## EXERCISE
Search the records below for the word "Editor". Pull out each line that has it.

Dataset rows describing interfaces
* * * * * * * * *
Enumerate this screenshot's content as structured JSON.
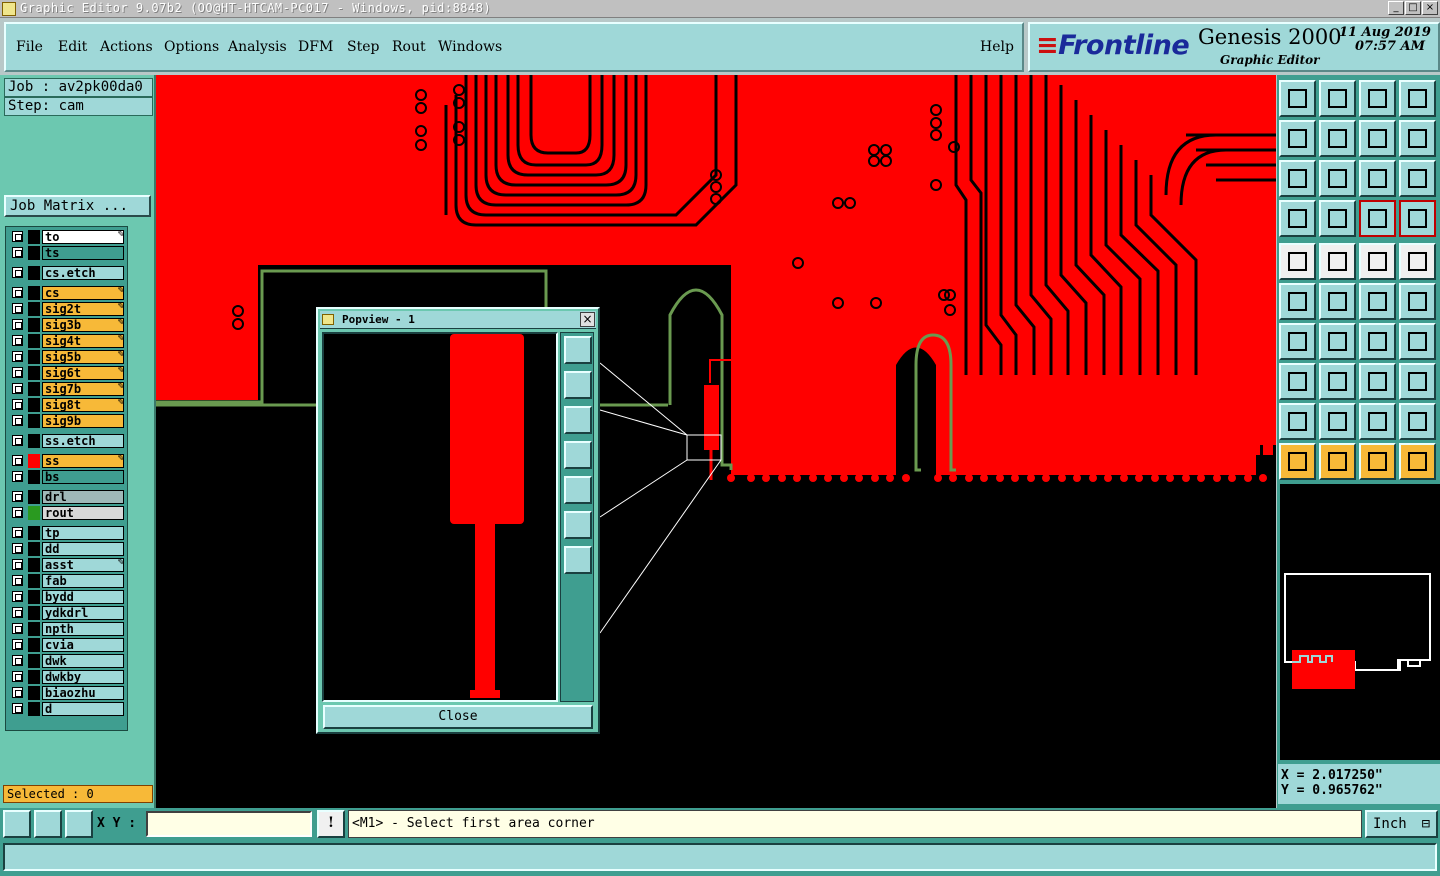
{
  "titlebar": {
    "text": "Graphic Editor 9.07b2 (OO@HT-HTCAM-PC017 - Windows, pid:8848)"
  },
  "menu": {
    "items": [
      "File",
      "Edit",
      "Actions",
      "Options",
      "Analysis",
      "DFM",
      "Step",
      "Rout",
      "Windows"
    ],
    "help": "Help"
  },
  "brand": {
    "logo": "Frontline",
    "product": "Genesis 2000",
    "subtitle": "Graphic Editor",
    "date": "11 Aug 2019",
    "time": "07:57 AM"
  },
  "job": {
    "job_label": "Job : av2pk00da0",
    "step_label": "Step: cam",
    "matrix_button": "Job Matrix ..."
  },
  "layers": [
    {
      "name": "to",
      "color": "#ffffff",
      "swatch": "#000000",
      "editable": true
    },
    {
      "name": "ts",
      "color": "#3f9e90",
      "swatch": "#000000",
      "editable": false
    },
    {
      "name": "cs.etch",
      "color": "#9fd8d8",
      "swatch": "#000000",
      "editable": false
    },
    {
      "name": "cs",
      "color": "#f7b938",
      "swatch": "#000000",
      "editable": true
    },
    {
      "name": "sig2t",
      "color": "#f7b938",
      "swatch": "#000000",
      "editable": true
    },
    {
      "name": "sig3b",
      "color": "#f7b938",
      "swatch": "#000000",
      "editable": true
    },
    {
      "name": "sig4t",
      "color": "#f7b938",
      "swatch": "#000000",
      "editable": true
    },
    {
      "name": "sig5b",
      "color": "#f7b938",
      "swatch": "#000000",
      "editable": true
    },
    {
      "name": "sig6t",
      "color": "#f7b938",
      "swatch": "#000000",
      "editable": true
    },
    {
      "name": "sig7b",
      "color": "#f7b938",
      "swatch": "#000000",
      "editable": true
    },
    {
      "name": "sig8t",
      "color": "#f7b938",
      "swatch": "#000000",
      "editable": true
    },
    {
      "name": "sig9b",
      "color": "#f7b938",
      "swatch": "#000000",
      "editable": false
    },
    {
      "name": "ss.etch",
      "color": "#9fd8d8",
      "swatch": "#000000",
      "editable": false
    },
    {
      "name": "ss",
      "color": "#f7b938",
      "swatch": "#ff0000",
      "editable": true
    },
    {
      "name": "bs",
      "color": "#3f9e90",
      "swatch": "#000000",
      "editable": false
    },
    {
      "name": "drl",
      "color": "#9fb8b8",
      "swatch": "#000000",
      "editable": false
    },
    {
      "name": "rout",
      "color": "#d8d8d8",
      "swatch": "#2a9a20",
      "editable": false
    },
    {
      "name": "tp",
      "color": "#9fd8d8",
      "swatch": "#000000",
      "editable": false
    },
    {
      "name": "dd",
      "color": "#9fd8d8",
      "swatch": "#000000",
      "editable": false
    },
    {
      "name": "asst",
      "color": "#9fd8d8",
      "swatch": "#000000",
      "editable": true
    },
    {
      "name": "fab",
      "color": "#9fd8d8",
      "swatch": "#000000",
      "editable": false
    },
    {
      "name": "bydd",
      "color": "#9fd8d8",
      "swatch": "#000000",
      "editable": false
    },
    {
      "name": "ydkdrl",
      "color": "#9fd8d8",
      "swatch": "#000000",
      "editable": false
    },
    {
      "name": "npth",
      "color": "#9fd8d8",
      "swatch": "#000000",
      "editable": false
    },
    {
      "name": "cvia",
      "color": "#9fd8d8",
      "swatch": "#000000",
      "editable": false
    },
    {
      "name": "dwk",
      "color": "#9fd8d8",
      "swatch": "#000000",
      "editable": false
    },
    {
      "name": "dwkby",
      "color": "#9fd8d8",
      "swatch": "#000000",
      "editable": false
    },
    {
      "name": "biaozhu",
      "color": "#9fd8d8",
      "swatch": "#000000",
      "editable": false
    },
    {
      "name": "d",
      "color": "#9fd8d8",
      "swatch": "#000000",
      "editable": false
    }
  ],
  "selected": "Selected : 0",
  "popview": {
    "title": "Popview - 1",
    "close": "Close"
  },
  "coords": {
    "x": "X = 2.017250\"",
    "y": "Y = 0.965762\""
  },
  "bottom": {
    "xy_label": "X Y :",
    "xy_value": "",
    "message": "<M1> - Select first area corner",
    "unit": "Inch"
  },
  "colors": {
    "copper": "#ff0000",
    "panel": "#9fd8d8",
    "outline": "#6a9a50"
  }
}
* * * * * * * * *
## SOLUTION TO THE EXERCISE
    "text": "Graphic Editor 9.07b2 (OO@HT-HTCAM-PC017 - Windows, pid:8848)"
    "subtitle": "Graphic Editor",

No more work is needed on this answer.